#### YOUR INSTRUCTIONS:
Tally the lines of the listing that contain the word "nSTAD", then give the total and nothing else.

-- Start of DATA TO PROCESS --

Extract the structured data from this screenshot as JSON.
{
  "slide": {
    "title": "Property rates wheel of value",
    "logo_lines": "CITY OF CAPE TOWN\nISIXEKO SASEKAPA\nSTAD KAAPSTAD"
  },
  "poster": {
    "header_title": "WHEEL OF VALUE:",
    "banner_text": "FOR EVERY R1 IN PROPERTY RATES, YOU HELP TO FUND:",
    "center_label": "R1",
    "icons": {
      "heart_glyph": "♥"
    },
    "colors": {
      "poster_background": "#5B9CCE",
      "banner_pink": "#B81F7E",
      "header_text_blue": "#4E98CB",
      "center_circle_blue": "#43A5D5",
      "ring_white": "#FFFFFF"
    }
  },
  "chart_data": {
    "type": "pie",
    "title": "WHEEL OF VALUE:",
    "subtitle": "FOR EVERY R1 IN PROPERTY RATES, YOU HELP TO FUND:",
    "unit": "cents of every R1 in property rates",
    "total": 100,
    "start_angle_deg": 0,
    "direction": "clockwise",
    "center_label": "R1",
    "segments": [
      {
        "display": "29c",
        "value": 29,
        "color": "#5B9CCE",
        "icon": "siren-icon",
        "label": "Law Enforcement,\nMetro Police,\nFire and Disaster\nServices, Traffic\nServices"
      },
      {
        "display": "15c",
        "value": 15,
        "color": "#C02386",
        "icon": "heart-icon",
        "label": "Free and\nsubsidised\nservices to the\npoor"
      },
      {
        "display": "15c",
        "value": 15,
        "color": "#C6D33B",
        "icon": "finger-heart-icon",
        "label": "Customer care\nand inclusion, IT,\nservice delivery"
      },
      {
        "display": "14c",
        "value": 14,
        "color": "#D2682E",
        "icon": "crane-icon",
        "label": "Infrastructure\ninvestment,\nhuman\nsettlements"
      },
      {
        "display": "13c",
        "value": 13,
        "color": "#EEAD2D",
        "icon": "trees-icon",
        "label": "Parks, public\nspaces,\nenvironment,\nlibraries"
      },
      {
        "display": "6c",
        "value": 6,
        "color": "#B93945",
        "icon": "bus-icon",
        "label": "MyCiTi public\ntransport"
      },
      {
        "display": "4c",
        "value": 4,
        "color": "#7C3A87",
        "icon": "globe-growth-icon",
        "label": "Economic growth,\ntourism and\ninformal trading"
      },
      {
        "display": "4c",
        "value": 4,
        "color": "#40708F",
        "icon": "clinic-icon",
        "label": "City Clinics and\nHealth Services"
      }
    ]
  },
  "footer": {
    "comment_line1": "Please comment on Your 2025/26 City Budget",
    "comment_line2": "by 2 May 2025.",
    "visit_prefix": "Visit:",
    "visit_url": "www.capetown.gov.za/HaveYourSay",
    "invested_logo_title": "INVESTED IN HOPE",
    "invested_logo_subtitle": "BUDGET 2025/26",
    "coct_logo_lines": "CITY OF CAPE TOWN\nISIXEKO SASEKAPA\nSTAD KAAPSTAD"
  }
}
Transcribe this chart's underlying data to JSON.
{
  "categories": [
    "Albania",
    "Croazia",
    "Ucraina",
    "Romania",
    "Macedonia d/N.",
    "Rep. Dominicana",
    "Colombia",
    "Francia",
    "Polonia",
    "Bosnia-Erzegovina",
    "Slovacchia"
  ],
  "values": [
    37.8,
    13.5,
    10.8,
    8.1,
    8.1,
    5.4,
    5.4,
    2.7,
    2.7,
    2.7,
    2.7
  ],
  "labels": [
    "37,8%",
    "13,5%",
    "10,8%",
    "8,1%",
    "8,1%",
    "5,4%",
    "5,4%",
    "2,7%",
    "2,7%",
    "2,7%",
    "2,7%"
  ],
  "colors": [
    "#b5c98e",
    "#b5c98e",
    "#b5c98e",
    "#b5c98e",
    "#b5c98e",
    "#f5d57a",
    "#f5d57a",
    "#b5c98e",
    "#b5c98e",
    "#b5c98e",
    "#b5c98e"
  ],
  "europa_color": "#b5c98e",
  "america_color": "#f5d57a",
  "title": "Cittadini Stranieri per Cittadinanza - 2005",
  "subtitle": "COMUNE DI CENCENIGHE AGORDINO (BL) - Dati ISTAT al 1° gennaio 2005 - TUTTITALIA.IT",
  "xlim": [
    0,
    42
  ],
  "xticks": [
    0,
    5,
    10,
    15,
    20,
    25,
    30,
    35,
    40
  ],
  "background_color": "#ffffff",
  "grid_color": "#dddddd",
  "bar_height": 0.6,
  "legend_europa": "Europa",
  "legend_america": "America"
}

-- End of DATA TO PROCESS --

#### RESULT OF THE EXERCISE:
2